_EXERCISE_. Show each line that has the string "image" in it.

[START ENTRIES PROVIDED]

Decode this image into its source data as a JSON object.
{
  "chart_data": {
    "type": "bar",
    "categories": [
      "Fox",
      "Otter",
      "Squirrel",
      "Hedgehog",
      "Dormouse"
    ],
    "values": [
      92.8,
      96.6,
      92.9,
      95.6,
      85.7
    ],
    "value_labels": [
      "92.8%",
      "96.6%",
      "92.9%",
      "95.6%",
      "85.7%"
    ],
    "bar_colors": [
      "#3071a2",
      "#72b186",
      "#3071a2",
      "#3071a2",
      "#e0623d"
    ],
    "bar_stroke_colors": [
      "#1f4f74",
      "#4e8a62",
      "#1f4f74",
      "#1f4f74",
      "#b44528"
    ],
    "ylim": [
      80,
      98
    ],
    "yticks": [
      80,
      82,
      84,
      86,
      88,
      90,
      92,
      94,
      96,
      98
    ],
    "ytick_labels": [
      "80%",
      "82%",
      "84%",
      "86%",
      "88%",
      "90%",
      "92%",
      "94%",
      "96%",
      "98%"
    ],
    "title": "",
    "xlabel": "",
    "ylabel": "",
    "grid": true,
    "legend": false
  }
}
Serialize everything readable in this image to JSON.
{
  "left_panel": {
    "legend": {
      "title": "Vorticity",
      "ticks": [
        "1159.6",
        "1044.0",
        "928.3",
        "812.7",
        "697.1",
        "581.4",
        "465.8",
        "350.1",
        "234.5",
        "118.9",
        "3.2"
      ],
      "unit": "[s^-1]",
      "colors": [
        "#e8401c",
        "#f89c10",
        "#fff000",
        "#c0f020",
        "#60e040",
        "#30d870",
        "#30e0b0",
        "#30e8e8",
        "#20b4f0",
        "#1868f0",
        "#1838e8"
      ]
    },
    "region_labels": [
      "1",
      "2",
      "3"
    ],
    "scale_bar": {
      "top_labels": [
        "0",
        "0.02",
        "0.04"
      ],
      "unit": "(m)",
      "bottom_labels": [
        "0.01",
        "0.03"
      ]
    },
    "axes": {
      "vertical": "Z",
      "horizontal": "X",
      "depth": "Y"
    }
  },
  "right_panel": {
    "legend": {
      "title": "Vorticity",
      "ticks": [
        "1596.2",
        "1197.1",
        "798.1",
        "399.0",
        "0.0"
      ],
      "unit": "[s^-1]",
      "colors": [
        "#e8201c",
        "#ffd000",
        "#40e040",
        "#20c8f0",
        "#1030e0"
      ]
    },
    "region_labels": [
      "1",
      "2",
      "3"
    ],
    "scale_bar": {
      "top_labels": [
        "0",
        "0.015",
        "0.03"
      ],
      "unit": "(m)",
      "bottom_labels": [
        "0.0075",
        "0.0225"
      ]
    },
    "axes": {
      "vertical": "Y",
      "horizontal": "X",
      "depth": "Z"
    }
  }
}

[END ENTRIES PROVIDED]

_EXPECTED ANSWER_.
Decode this image into its source data as a JSON object.
Serialize everything readable in this image to JSON.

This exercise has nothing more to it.